Report each line of the data that includes the word "learn".

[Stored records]
───

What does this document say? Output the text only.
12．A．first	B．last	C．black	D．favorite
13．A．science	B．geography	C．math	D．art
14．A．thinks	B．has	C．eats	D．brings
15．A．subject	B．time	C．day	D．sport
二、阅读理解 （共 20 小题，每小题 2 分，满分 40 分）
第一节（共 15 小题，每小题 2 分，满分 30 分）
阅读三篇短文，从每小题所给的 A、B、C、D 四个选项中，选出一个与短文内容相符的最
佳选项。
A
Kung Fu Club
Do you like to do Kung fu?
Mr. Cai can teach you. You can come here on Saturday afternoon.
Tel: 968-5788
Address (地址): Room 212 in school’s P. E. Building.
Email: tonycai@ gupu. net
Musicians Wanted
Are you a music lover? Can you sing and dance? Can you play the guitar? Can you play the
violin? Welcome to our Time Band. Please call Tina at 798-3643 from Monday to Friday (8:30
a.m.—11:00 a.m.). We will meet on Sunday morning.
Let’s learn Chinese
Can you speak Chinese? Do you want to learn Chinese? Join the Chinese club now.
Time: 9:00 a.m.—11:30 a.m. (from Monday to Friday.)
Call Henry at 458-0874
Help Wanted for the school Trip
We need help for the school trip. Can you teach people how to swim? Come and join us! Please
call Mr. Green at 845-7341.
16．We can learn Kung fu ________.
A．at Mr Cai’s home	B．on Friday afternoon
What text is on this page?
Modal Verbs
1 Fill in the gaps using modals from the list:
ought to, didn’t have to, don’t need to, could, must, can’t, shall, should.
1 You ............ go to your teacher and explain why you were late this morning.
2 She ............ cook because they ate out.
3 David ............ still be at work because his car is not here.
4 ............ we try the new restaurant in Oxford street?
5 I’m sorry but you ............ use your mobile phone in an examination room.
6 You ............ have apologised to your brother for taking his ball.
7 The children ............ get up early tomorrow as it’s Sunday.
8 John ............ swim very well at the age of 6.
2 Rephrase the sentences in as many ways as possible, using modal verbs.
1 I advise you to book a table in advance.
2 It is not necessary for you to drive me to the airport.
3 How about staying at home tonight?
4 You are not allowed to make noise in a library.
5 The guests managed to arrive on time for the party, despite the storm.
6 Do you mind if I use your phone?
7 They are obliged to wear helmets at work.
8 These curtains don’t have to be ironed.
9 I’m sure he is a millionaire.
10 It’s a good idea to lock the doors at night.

───

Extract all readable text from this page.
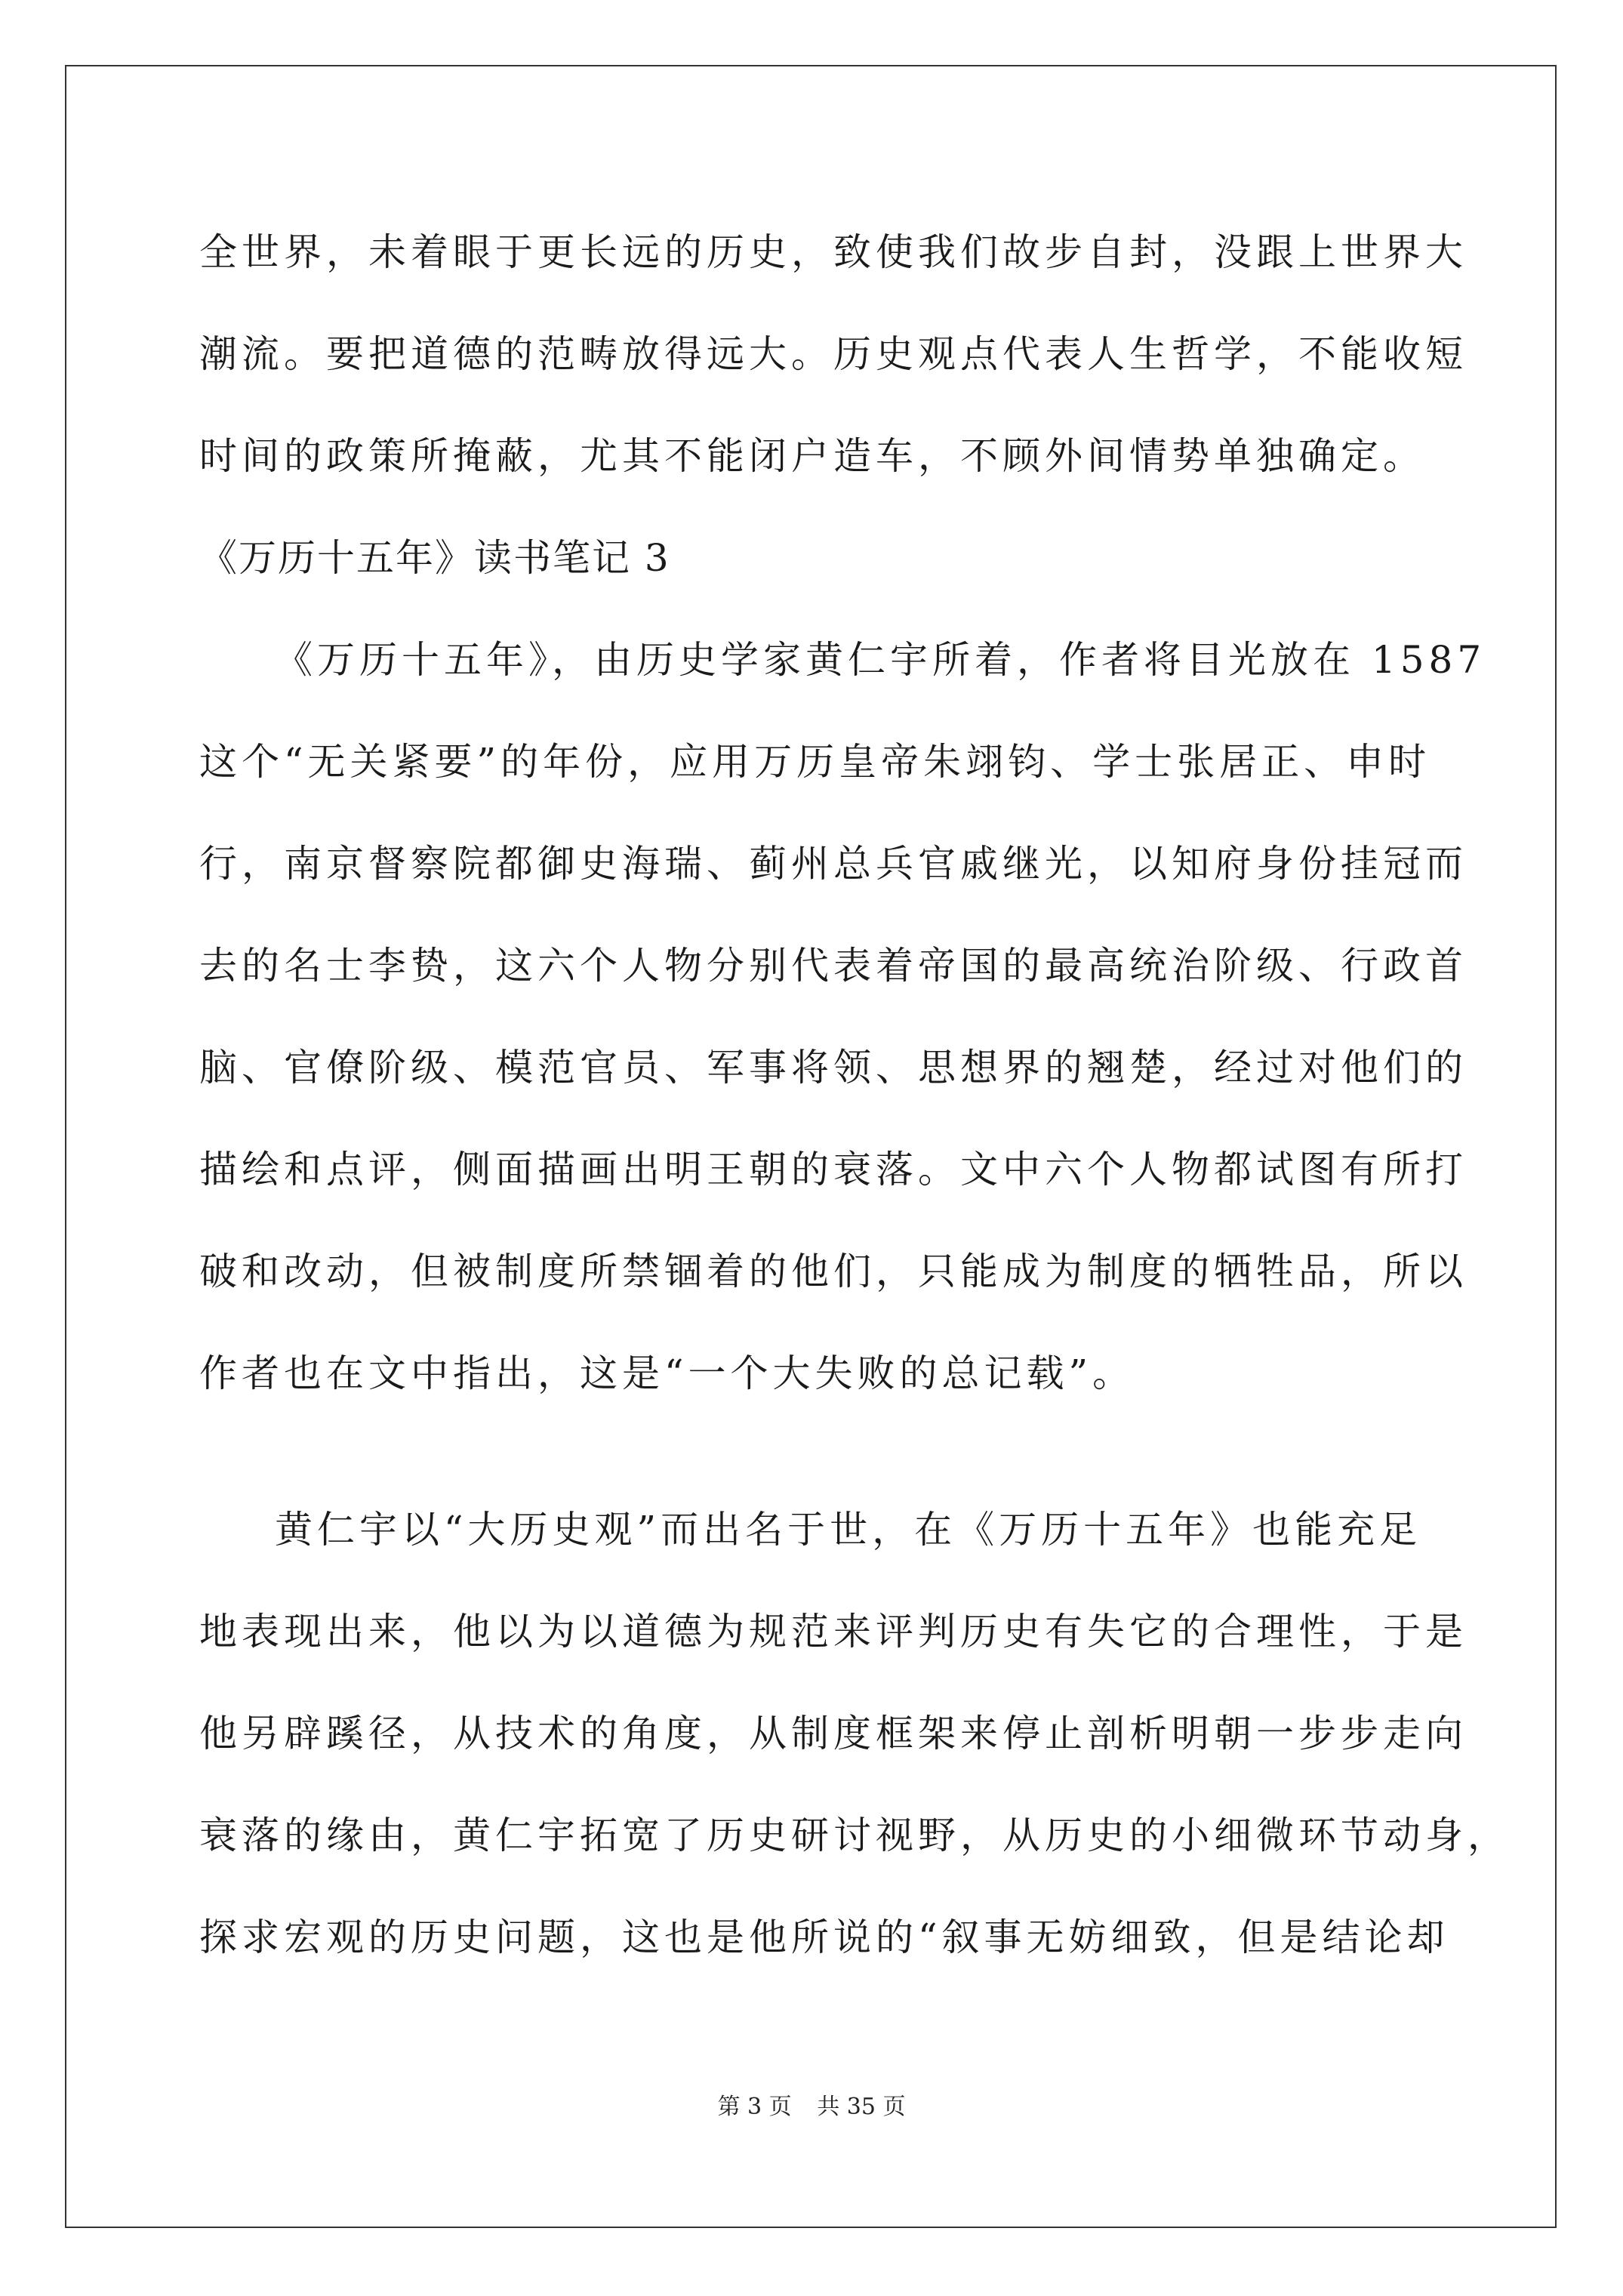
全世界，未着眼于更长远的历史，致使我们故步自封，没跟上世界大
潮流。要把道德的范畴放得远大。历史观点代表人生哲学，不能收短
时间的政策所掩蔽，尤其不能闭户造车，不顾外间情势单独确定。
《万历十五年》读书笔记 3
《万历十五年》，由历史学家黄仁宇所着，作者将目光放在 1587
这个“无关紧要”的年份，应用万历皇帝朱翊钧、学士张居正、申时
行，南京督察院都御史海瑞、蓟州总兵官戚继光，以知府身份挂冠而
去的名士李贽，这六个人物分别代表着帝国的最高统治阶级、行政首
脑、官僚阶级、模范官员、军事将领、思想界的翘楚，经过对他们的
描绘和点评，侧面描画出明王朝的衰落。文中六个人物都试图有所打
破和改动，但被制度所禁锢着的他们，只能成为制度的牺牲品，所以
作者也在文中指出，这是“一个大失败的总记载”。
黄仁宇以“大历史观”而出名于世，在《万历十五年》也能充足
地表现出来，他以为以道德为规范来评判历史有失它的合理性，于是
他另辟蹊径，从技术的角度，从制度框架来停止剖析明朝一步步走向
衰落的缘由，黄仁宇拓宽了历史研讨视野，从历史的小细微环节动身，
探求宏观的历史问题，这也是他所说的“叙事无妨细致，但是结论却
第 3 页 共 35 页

───

SOLUTION TO THE PROBLEM:
Let’s learn Chinese
Can you speak Chinese? Do you want to learn Chinese? Join the Chinese club now.
16．We can learn Kung fu ________.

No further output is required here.